The listing below is to be output in its exact form.
* * *
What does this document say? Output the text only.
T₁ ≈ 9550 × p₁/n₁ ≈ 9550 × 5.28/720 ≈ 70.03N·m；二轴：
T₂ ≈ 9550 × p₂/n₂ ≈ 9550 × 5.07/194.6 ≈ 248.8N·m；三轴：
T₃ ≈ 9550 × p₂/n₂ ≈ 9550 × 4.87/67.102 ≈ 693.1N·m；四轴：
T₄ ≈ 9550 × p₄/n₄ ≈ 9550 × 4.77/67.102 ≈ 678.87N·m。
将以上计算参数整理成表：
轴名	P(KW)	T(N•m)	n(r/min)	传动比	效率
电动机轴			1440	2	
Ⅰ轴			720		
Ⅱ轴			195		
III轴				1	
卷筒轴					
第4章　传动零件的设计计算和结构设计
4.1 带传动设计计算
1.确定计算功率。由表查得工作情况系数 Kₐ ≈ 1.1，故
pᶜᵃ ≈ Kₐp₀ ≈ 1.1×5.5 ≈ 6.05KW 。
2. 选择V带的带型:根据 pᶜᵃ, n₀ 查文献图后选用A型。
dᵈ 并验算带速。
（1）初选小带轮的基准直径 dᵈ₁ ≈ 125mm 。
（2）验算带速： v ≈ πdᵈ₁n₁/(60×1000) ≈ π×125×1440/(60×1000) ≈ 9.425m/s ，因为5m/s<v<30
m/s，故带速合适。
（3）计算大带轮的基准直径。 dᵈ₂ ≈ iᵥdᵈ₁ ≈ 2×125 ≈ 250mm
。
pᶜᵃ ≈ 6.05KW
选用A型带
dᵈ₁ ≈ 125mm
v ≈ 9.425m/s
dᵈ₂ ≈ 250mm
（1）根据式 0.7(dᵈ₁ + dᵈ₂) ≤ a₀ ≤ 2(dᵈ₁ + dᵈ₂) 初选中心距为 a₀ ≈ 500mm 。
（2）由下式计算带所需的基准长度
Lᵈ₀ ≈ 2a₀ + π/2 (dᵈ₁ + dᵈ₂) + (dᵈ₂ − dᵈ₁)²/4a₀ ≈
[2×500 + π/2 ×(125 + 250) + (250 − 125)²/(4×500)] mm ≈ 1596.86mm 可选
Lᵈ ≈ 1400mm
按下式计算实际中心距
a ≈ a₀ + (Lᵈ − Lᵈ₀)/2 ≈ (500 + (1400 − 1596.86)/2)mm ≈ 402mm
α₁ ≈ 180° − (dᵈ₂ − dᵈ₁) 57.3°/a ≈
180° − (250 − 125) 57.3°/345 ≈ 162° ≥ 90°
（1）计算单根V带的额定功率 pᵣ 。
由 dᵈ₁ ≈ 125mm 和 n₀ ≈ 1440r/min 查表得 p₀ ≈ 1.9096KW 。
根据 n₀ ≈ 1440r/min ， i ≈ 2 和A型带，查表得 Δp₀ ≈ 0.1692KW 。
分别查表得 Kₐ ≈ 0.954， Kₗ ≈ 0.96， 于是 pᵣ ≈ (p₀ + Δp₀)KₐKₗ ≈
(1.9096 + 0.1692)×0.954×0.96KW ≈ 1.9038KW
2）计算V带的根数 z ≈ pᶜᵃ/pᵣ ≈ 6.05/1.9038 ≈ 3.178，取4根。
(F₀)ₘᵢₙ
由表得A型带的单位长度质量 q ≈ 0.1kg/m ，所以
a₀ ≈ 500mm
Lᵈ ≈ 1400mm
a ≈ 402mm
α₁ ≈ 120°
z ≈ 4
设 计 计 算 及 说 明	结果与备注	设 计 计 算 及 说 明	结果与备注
* * *
The solution >>
What does this document say? Output the text only.
T₁ ≈ 9550 × p₁/n₁ ≈ 9550 × 5.28/720 ≈ 70.03N·m；二轴：
T₂ ≈ 9550 × p₂/n₂ ≈ 9550 × 5.07/194.6 ≈ 248.8N·m；三轴：
T₃ ≈ 9550 × p₂/n₂ ≈ 9550 × 4.87/67.102 ≈ 693.1N·m；四轴：
T₄ ≈ 9550 × p₄/n₄ ≈ 9550 × 4.77/67.102 ≈ 678.87N·m。
将以上计算参数整理成表：
轴名	P(KW)	T(N•m)	n(r/min)	传动比	效率
电动机轴			1440	2	
Ⅰ轴			720		
Ⅱ轴			195		
III轴				1	
卷筒轴					
第4章　传动零件的设计计算和结构设计
4.1 带传动设计计算
1.确定计算功率。由表查得工作情况系数 Kₐ ≈ 1.1，故
pᶜᵃ ≈ Kₐp₀ ≈ 1.1×5.5 ≈ 6.05KW 。
2. 选择V带的带型:根据 pᶜᵃ, n₀ 查文献图后选用A型。
dᵈ 并验算带速。
（1）初选小带轮的基准直径 dᵈ₁ ≈ 125mm 。
（2）验算带速： v ≈ πdᵈ₁n₁/(60×1000) ≈ π×125×1440/(60×1000) ≈ 9.425m/s ，因为5m/s<v<30
m/s，故带速合适。
（3）计算大带轮的基准直径。 dᵈ₂ ≈ iᵥdᵈ₁ ≈ 2×125 ≈ 250mm
。
pᶜᵃ ≈ 6.05KW
选用A型带
dᵈ₁ ≈ 125mm
v ≈ 9.425m/s
dᵈ₂ ≈ 250mm
（1）根据式 0.7(dᵈ₁ + dᵈ₂) ≤ a₀ ≤ 2(dᵈ₁ + dᵈ₂) 初选中心距为 a₀ ≈ 500mm 。
（2）由下式计算带所需的基准长度
Lᵈ₀ ≈ 2a₀ + π/2 (dᵈ₁ + dᵈ₂) + (dᵈ₂ − dᵈ₁)²/4a₀ ≈
[2×500 + π/2 ×(125 + 250) + (250 − 125)²/(4×500)] mm ≈ 1596.86mm 可选
Lᵈ ≈ 1400mm
按下式计算实际中心距
a ≈ a₀ + (Lᵈ − Lᵈ₀)/2 ≈ (500 + (1400 − 1596.86)/2)mm ≈ 402mm
α₁ ≈ 180° − (dᵈ₂ − dᵈ₁) 57.3°/a ≈
180° − (250 − 125) 57.3°/345 ≈ 162° ≥ 90°
（1）计算单根V带的额定功率 pᵣ 。
由 dᵈ₁ ≈ 125mm 和 n₀ ≈ 1440r/min 查表得 p₀ ≈ 1.9096KW 。
根据 n₀ ≈ 1440r/min ， i ≈ 2 和A型带，查表得 Δp₀ ≈ 0.1692KW 。
分别查表得 Kₐ ≈ 0.954， Kₗ ≈ 0.96， 于是 pᵣ ≈ (p₀ + Δp₀)KₐKₗ ≈
(1.9096 + 0.1692)×0.954×0.96KW ≈ 1.9038KW
2）计算V带的根数 z ≈ pᶜᵃ/pᵣ ≈ 6.05/1.9038 ≈ 3.178，取4根。
(F₀)ₘᵢₙ
由表得A型带的单位长度质量 q ≈ 0.1kg/m ，所以
a₀ ≈ 500mm
Lᵈ ≈ 1400mm
a ≈ 402mm
α₁ ≈ 120°
z ≈ 4
设 计 计 算 及 说 明	结果与备注	设 计 计 算 及 说 明	结果与备注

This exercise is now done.